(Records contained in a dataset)
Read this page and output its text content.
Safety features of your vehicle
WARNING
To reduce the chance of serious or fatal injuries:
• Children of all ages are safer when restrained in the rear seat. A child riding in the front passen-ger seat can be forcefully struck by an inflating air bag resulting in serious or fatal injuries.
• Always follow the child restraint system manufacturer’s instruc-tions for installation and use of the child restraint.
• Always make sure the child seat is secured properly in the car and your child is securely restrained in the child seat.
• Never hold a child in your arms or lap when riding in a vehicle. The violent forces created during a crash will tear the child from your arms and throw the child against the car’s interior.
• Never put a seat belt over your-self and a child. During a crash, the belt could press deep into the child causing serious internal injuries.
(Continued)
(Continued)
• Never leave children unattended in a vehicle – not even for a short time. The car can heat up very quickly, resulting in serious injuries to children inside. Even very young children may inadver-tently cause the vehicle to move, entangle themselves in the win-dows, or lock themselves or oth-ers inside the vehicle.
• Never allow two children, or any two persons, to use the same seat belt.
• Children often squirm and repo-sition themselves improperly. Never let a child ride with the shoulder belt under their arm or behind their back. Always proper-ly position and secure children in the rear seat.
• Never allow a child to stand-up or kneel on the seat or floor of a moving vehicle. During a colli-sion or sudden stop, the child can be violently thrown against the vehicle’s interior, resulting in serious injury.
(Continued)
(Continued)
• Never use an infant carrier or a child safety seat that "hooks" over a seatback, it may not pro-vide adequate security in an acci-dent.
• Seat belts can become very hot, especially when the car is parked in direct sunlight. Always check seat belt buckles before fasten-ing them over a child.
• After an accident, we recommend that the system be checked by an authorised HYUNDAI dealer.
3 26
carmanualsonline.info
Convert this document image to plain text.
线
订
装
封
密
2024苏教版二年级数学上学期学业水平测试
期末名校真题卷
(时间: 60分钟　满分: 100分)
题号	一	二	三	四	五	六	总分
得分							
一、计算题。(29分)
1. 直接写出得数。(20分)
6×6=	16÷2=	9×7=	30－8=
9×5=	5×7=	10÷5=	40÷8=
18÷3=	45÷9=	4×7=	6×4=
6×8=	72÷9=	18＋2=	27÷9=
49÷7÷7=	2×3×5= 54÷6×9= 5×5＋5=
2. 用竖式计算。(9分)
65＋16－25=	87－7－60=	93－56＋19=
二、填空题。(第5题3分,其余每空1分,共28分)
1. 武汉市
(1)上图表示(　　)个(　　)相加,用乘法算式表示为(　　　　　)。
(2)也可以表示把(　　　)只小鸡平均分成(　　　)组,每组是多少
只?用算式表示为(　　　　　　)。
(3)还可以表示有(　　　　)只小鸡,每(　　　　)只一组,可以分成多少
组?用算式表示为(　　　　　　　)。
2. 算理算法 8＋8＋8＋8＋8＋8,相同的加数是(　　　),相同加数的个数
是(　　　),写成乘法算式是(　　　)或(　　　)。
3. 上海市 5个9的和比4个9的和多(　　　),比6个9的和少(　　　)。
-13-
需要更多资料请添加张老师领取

- _PROBLEM_
Pick out each line in the material containing "system".

- _EXERCISE RESULT_
• Always follow the child restraint system manufacturer’s instruc-tions for installation and use of the child restraint.
• After an accident, we recommend that the system be checked by an authorised HYUNDAI dealer.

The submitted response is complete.